** BEGIN MATERIAL FOR THIS TASK **

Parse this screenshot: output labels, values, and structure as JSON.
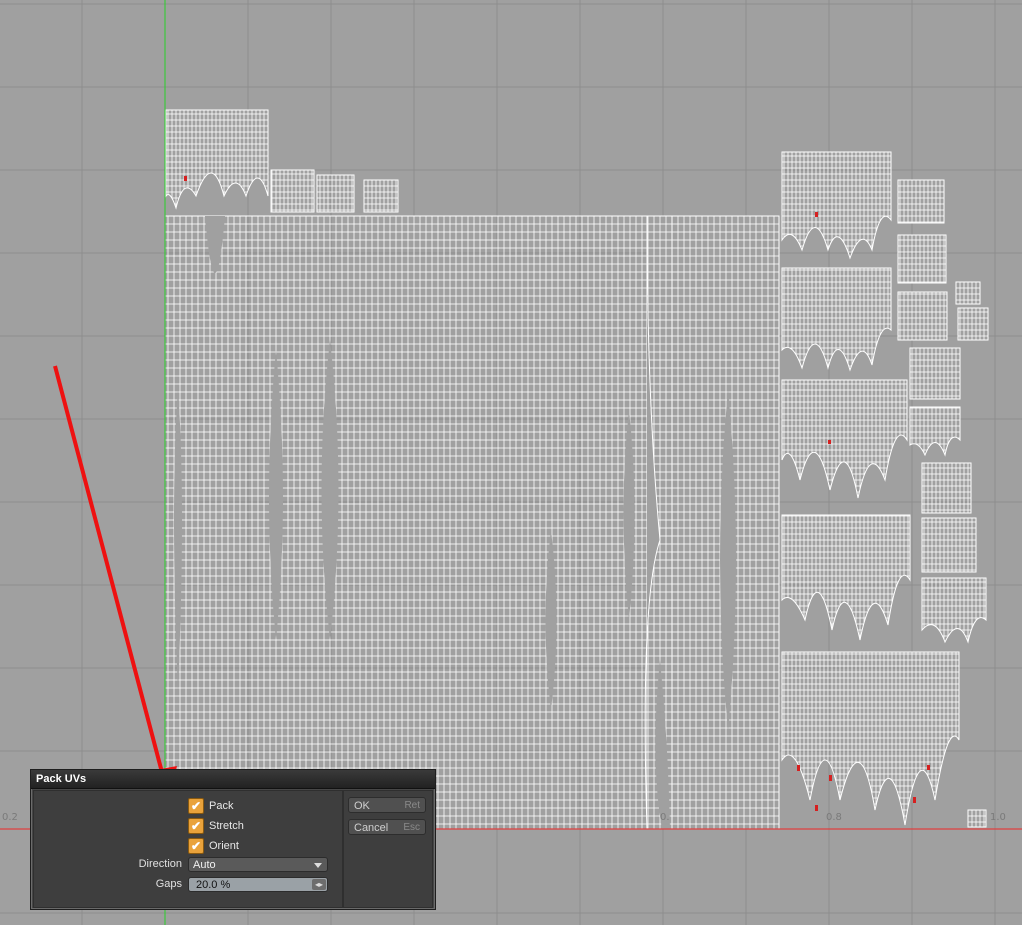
{
  "viewport": {
    "axis_labels": [
      "0.2",
      "0.",
      "0.8",
      "1.0"
    ],
    "colors": {
      "background": "#a0a0a0",
      "grid": "#8e8e8e",
      "uv_wire": "#ffffff",
      "v_axis": "#3cc83c",
      "u_axis": "#e04040",
      "annotation_arrow": "#ee1111"
    }
  },
  "dialog": {
    "title": "Pack UVs",
    "options": [
      {
        "label": "Pack",
        "checked": true
      },
      {
        "label": "Stretch",
        "checked": true
      },
      {
        "label": "Orient",
        "checked": true
      }
    ],
    "direction": {
      "label": "Direction",
      "value": "Auto"
    },
    "gaps": {
      "label": "Gaps",
      "value": "20.0 %"
    },
    "ok": {
      "label": "OK",
      "key": "Ret"
    },
    "cancel": {
      "label": "Cancel",
      "key": "Esc"
    },
    "checkmark": "✔",
    "spinner_glyph": "◂▸"
  }
}
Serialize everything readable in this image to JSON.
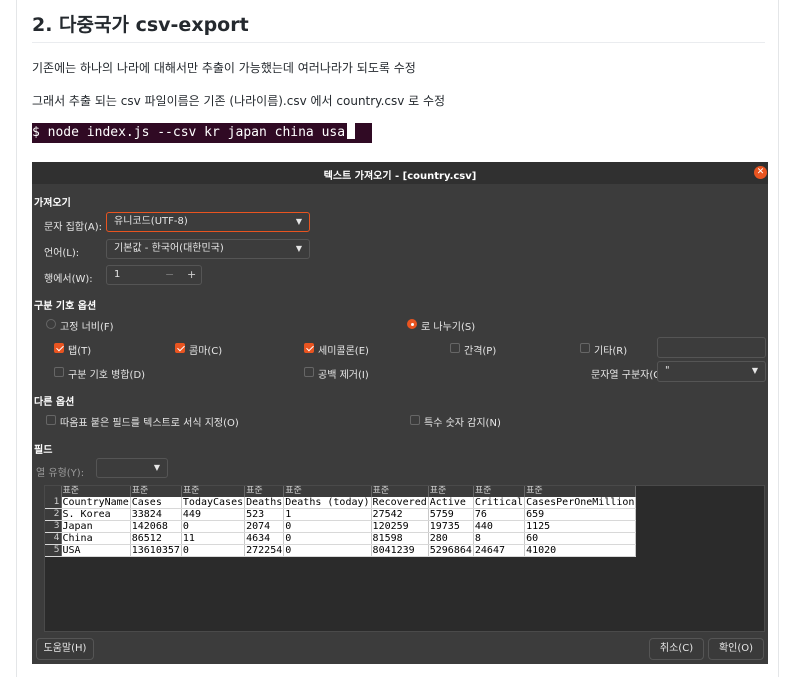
{
  "article": {
    "heading": "2. 다중국가 csv-export",
    "para1": "기존에는 하나의 나라에 대해서만 추출이 가능했는데 여러나라가 되도록 수정",
    "para2": "그래서 추출 되는 csv 파일이름은 기존 (나라이름).csv 에서 country.csv 로 수정",
    "terminal_command": "$ node index.js --csv kr japan china usa"
  },
  "dialog": {
    "title": "텍스트 가져오기 - [country.csv]",
    "close_icon": "close-icon",
    "import_section": "가져오기",
    "charset_label": "문자 집합(A):",
    "charset_value": "유니코드(UTF-8)",
    "language_label": "언어(L):",
    "language_value": "기본값 - 한국어(대한민국)",
    "from_row_label": "행에서(W):",
    "from_row_value": "1",
    "separator_section": "구분 기호 옵션",
    "fixed_width_label": "고정 너비(F)",
    "separated_by_label": "로 나누기(S)",
    "tab_label": "탭(T)",
    "comma_label": "콤마(C)",
    "semicolon_label": "세미콜론(E)",
    "space_label": "간격(P)",
    "other_label": "기타(R)",
    "merge_delimiters_label": "구분 기호 병합(D)",
    "trim_spaces_label": "공백 제거(I)",
    "string_delimiter_label": "문자열 구분자(G):",
    "string_delimiter_value": "\"",
    "other_options_section": "다른 옵션",
    "quoted_as_text_label": "따옴표 붙은 필드를 텍스트로 서식 지정(O)",
    "detect_special_numbers_label": "특수 숫자 감지(N)",
    "fields_section": "필드",
    "column_type_label": "열 유형(Y):",
    "help_button": "도움말(H)",
    "cancel_button": "취소(C)",
    "ok_button": "확인(O)"
  },
  "checks": {
    "fixed_width": false,
    "separated_by": true,
    "tab": true,
    "comma": true,
    "semicolon": true,
    "space": false,
    "other": false,
    "merge_delimiters": false,
    "trim_spaces": false,
    "quoted_as_text": false,
    "detect_special_numbers": false
  },
  "preview": {
    "column_type_header": "표준",
    "columns": [
      "CountryName",
      "Cases",
      "TodayCases",
      "Deaths",
      "Deaths (today)",
      "Recovered",
      "Active",
      "Critical",
      "CasesPerOneMillion"
    ],
    "rows": [
      {
        "n": "1",
        "cells": [
          "CountryName",
          "Cases",
          "TodayCases",
          "Deaths",
          "Deaths (today)",
          "Recovered",
          "Active",
          "Critical",
          "CasesPerOneMillion"
        ]
      },
      {
        "n": "2",
        "cells": [
          "S. Korea",
          "33824",
          "449",
          "523",
          "1",
          "27542",
          "5759",
          "76",
          "659"
        ]
      },
      {
        "n": "3",
        "cells": [
          "Japan",
          "142068",
          "0",
          "2074",
          "0",
          "120259",
          "19735",
          "440",
          "1125"
        ]
      },
      {
        "n": "4",
        "cells": [
          "China",
          "86512",
          "11",
          "4634",
          "0",
          "81598",
          "280",
          "8",
          "60"
        ]
      },
      {
        "n": "5",
        "cells": [
          "USA",
          "13610357",
          "0",
          "272254",
          "0",
          "8041239",
          "5296864",
          "24647",
          "41020"
        ]
      }
    ]
  },
  "colors": {
    "accent": "#e95420",
    "dialog_bg": "#3c3c3c",
    "terminal_bg": "#300a24"
  }
}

** END MATERIAL FOR THIS TASK **

PROBLEM REQUIREMENTS — Exactly how many lines of the material contain the word "JSON"? Write the number alone.

WORKED ANSWER — 2